DESCRIPTION OF THE TASK: Go through the records below and return each line that has "continue" in it.

LISTED ENTRIES:
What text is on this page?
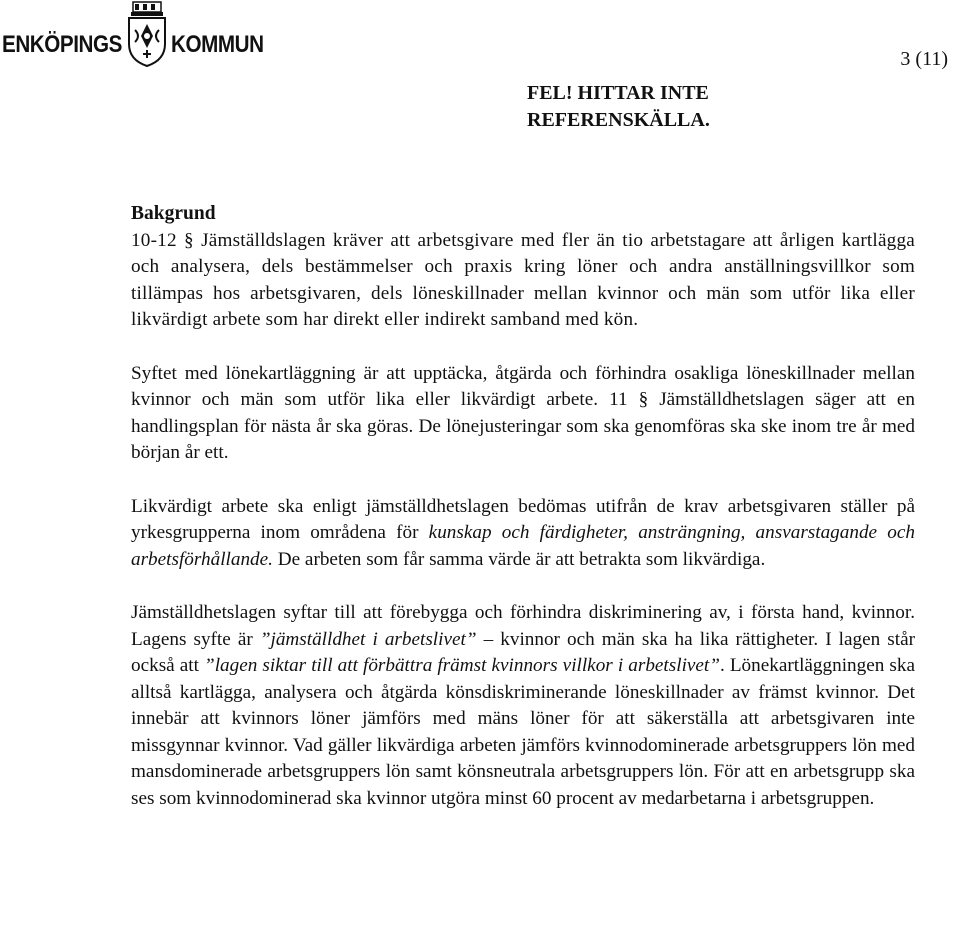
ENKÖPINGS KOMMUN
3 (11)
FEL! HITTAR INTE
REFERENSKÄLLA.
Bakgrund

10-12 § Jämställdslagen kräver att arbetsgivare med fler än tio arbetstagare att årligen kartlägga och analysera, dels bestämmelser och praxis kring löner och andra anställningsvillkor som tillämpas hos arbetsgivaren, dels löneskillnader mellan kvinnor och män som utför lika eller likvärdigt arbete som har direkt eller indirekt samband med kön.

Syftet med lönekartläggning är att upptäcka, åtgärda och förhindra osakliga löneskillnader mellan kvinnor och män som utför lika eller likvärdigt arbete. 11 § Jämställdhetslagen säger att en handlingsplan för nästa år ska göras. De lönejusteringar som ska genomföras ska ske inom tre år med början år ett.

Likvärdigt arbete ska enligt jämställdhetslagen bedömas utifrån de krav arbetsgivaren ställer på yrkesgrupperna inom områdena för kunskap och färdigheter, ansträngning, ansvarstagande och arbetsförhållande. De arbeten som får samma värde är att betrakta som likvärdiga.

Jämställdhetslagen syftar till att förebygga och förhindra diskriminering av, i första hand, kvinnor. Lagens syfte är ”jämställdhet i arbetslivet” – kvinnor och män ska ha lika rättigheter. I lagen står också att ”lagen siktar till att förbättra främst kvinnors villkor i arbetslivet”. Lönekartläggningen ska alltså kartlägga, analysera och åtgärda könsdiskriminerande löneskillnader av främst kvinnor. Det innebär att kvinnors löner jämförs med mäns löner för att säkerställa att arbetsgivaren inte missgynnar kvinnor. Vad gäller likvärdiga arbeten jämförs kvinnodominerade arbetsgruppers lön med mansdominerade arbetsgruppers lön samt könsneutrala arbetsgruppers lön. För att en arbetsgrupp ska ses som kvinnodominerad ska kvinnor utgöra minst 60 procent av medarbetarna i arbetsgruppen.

--

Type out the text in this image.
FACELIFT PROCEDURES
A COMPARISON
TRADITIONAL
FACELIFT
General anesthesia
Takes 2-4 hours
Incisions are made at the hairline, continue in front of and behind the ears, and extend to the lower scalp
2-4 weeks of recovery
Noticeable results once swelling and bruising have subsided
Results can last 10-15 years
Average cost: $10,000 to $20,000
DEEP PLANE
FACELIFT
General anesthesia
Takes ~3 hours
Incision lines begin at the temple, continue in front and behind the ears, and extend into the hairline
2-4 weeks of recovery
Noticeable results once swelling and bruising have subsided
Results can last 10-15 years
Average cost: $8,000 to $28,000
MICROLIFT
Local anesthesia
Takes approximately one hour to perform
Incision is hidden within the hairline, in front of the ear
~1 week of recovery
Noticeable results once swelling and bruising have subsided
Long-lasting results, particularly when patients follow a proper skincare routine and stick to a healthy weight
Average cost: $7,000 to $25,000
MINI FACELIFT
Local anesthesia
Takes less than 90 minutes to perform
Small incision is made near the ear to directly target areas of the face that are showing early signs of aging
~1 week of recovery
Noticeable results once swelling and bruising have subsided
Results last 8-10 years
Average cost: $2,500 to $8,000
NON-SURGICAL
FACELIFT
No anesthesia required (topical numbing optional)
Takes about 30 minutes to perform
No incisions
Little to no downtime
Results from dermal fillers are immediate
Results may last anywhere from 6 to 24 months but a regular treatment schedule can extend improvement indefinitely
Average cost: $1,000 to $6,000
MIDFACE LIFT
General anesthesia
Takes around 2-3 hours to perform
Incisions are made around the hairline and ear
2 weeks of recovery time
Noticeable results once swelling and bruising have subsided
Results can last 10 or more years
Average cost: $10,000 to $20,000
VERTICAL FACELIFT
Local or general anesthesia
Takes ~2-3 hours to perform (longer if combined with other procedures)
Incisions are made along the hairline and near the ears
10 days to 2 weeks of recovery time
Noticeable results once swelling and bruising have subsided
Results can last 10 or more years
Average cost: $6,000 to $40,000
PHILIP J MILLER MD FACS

--

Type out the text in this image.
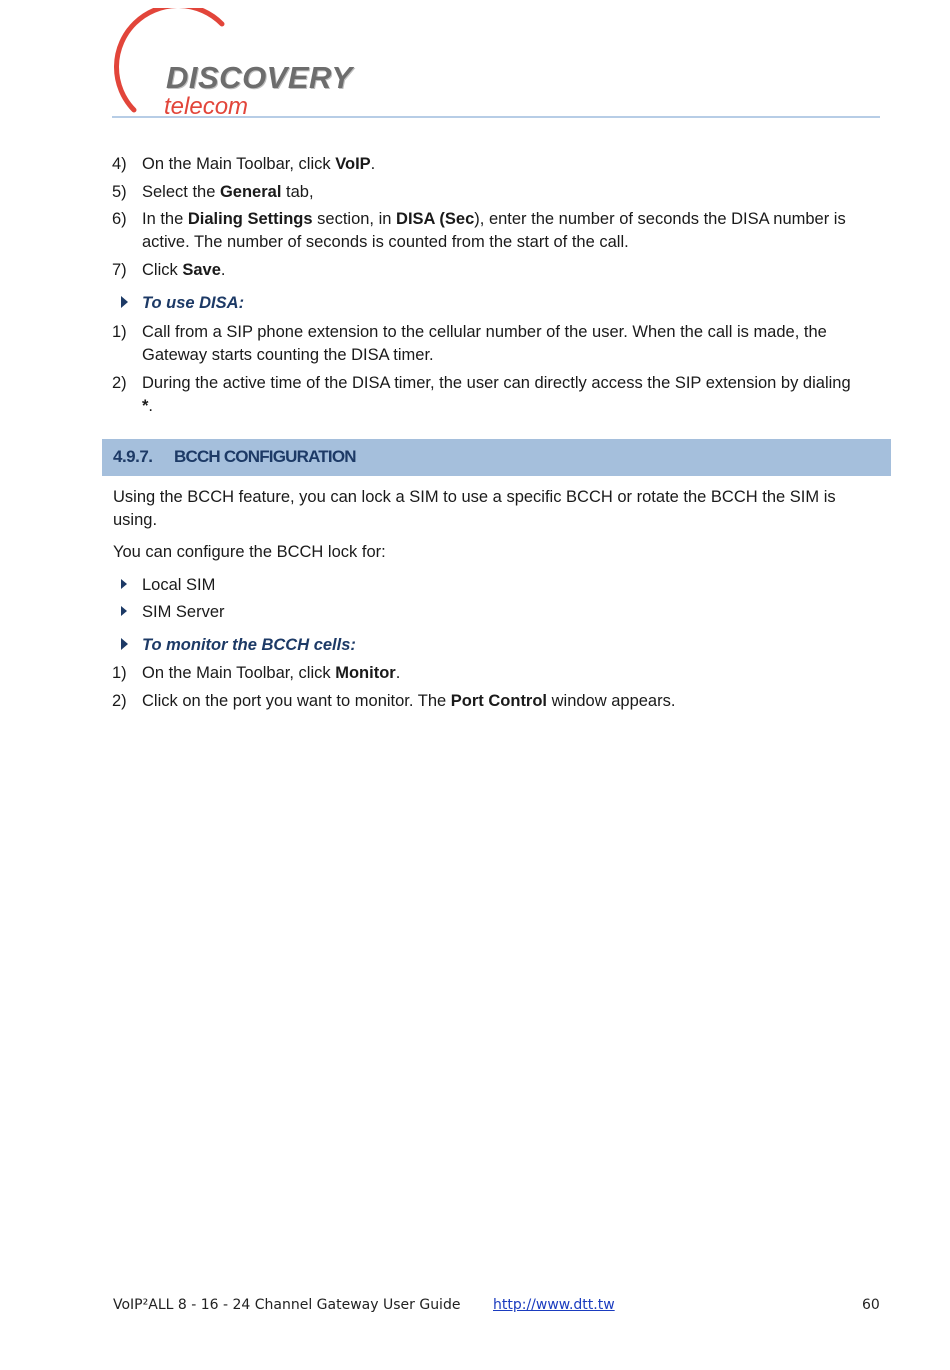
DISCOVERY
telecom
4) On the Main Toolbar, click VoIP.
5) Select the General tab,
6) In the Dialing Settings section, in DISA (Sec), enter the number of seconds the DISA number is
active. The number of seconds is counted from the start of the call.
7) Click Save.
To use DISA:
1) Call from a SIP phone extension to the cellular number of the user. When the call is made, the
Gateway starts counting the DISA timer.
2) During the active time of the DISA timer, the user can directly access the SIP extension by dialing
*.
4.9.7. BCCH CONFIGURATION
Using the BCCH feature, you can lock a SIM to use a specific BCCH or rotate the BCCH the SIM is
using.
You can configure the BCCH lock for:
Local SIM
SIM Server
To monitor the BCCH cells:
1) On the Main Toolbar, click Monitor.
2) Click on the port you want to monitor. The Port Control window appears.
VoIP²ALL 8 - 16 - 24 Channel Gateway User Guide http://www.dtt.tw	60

EXERCISE RESULT:
Incisions are made at the hairline, continue in front of and behind the ears, and extend to the lower scalp
Incision lines begin at the temple, continue in front and behind the ears, and extend into the hairline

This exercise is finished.